Exercise requirements:
Output, word for word, the line that contains "Transcribe this image's" and all lines following it to the end of the listing. Drop the pictures.

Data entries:
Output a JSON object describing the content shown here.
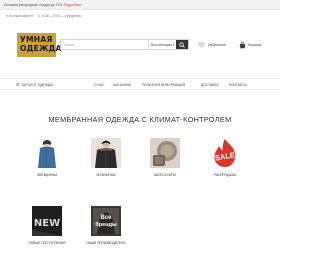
{
  "topbar": {
    "promo_text": "Большая распродажа! Скидки до 70%.",
    "promo_link": "Подробнее"
  },
  "contacts": {
    "account": "Личный кабинет",
    "hours": "10:00 - 22:00 — ежедневно"
  },
  "header": {
    "logo_line1": "УМНАЯ",
    "logo_line2": "ОДЕЖДА",
    "search_placeholder": "Поиск",
    "category_select": "Все категории",
    "favorites_label": "Избранное",
    "cart_label": "Корзина"
  },
  "nav": {
    "catalog": "КАТАЛОГ ОДЕЖДЫ",
    "items": [
      "О НАС",
      "МАГАЗИНЫ",
      "ПОЛЕЗНАЯ ИНФОРМАЦИЯ",
      "ДОСТАВКА",
      "КОНТАКТЫ"
    ]
  },
  "main": {
    "title": "МЕМБРАННАЯ ОДЕЖДА С КЛИМАТ-КОНТРОЛЕМ",
    "categories": [
      {
        "label": "ЖЕНЩИНАМ",
        "icon": "woman-coat-photo"
      },
      {
        "label": "МУЖЧИНАМ",
        "icon": "man-jacket-photo"
      },
      {
        "label": "АКСЕССУАРЫ",
        "icon": "accessories-photo"
      },
      {
        "label": "РАСПРОДАЖА",
        "icon": "sale-flame-icon",
        "badge": "SALE"
      },
      {
        "label": "НОВЫЕ ПОСТУПЛЕНИЯ",
        "icon": "new-arrivals-icon",
        "badge": "NEW"
      },
      {
        "label": "НАШИ ПРОИЗВОДИТЕЛИ",
        "icon": "brands-photo",
        "badge_line1": "Все",
        "badge_line2": "бренды"
      }
    ]
  },
  "colors": {
    "logo_bg": "#c9a23b",
    "sale_red": "#d33a2c",
    "promo_red": "#c0392b",
    "dark_button": "#333333"
  }
}
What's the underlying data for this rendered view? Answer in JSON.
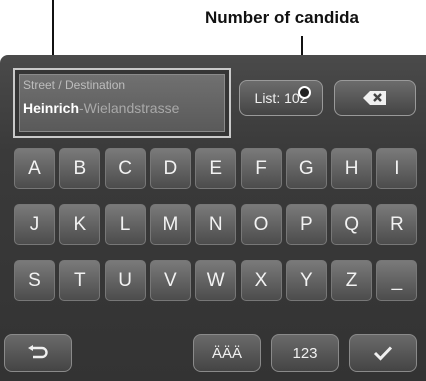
{
  "annotations": {
    "candidates_label": "Number of candida"
  },
  "destination": {
    "label": "Street / Destination",
    "typed": "Heinrich",
    "completion": "-Wielandstrasse"
  },
  "list_button": {
    "label": "List: 102"
  },
  "backspace_button": {
    "icon": "backspace-icon"
  },
  "keyboard": {
    "rows": [
      [
        "A",
        "B",
        "C",
        "D",
        "E",
        "F",
        "G",
        "H",
        "I"
      ],
      [
        "J",
        "K",
        "L",
        "M",
        "N",
        "O",
        "P",
        "Q",
        "R"
      ],
      [
        "S",
        "T",
        "U",
        "V",
        "W",
        "X",
        "Y",
        "Z",
        "_"
      ]
    ]
  },
  "bottom_bar": {
    "enter_icon": "return-icon",
    "umlaut_label": "ÄÄÄ",
    "numbers_label": "123",
    "confirm_icon": "checkmark-icon"
  }
}
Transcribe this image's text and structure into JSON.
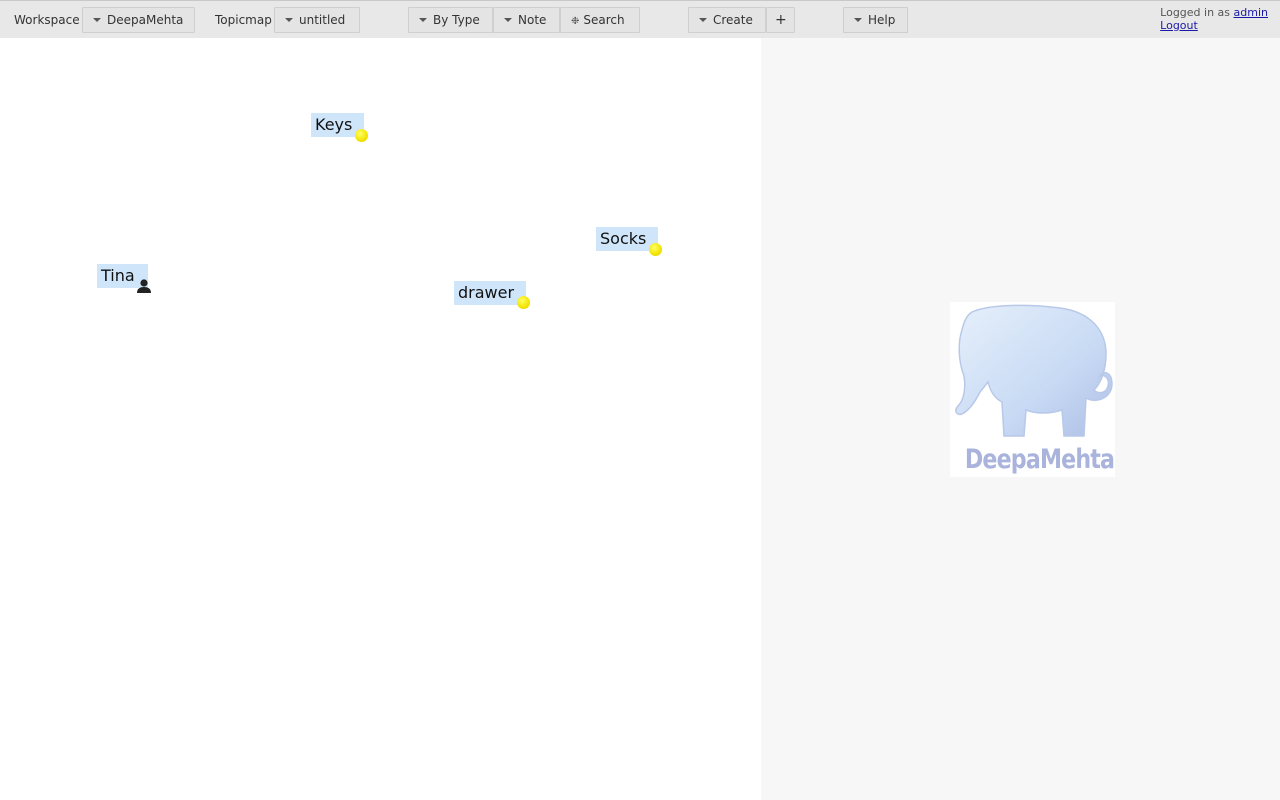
{
  "toolbar": {
    "workspace_label": "Workspace",
    "workspace_value": "DeepaMehta",
    "topicmap_label": "Topicmap",
    "topicmap_value": "untitled",
    "by_type_label": "By Type",
    "note_label": "Note",
    "search_label": "Search",
    "create_label": "Create",
    "add_label": "+",
    "help_label": "Help"
  },
  "login": {
    "prefix": "Logged in as",
    "username": "admin",
    "logout": "Logout"
  },
  "topics": [
    {
      "label": "Keys",
      "icon": "yellow-dot-icon"
    },
    {
      "label": "Socks",
      "icon": "yellow-dot-icon"
    },
    {
      "label": "Tina",
      "icon": "person-icon"
    },
    {
      "label": "drawer",
      "icon": "yellow-dot-icon"
    }
  ],
  "detail_panel": {
    "logo_text": "DeepaMehta"
  },
  "colors": {
    "topic_highlight": "#cfe5fa",
    "topic_dot": "#f2e400",
    "logo_tint": "#a9b3dc"
  }
}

Response below:
Transcribe this image's text and structure into JSON.
{
  "toolbar": {
    "workspace_label": "Workspace",
    "workspace_value": "DeepaMehta",
    "topicmap_label": "Topicmap",
    "topicmap_value": "untitled",
    "by_type_label": "By Type",
    "note_label": "Note",
    "search_label": "Search",
    "create_label": "Create",
    "add_label": "+",
    "help_label": "Help"
  },
  "login": {
    "prefix": "Logged in as",
    "username": "admin",
    "logout": "Logout"
  },
  "topics": [
    {
      "label": "Keys",
      "icon": "yellow-dot-icon"
    },
    {
      "label": "Socks",
      "icon": "yellow-dot-icon"
    },
    {
      "label": "Tina",
      "icon": "person-icon"
    },
    {
      "label": "drawer",
      "icon": "yellow-dot-icon"
    }
  ],
  "detail_panel": {
    "logo_text": "DeepaMehta"
  },
  "colors": {
    "topic_highlight": "#cfe5fa",
    "topic_dot": "#f2e400",
    "logo_tint": "#a9b3dc"
  }
}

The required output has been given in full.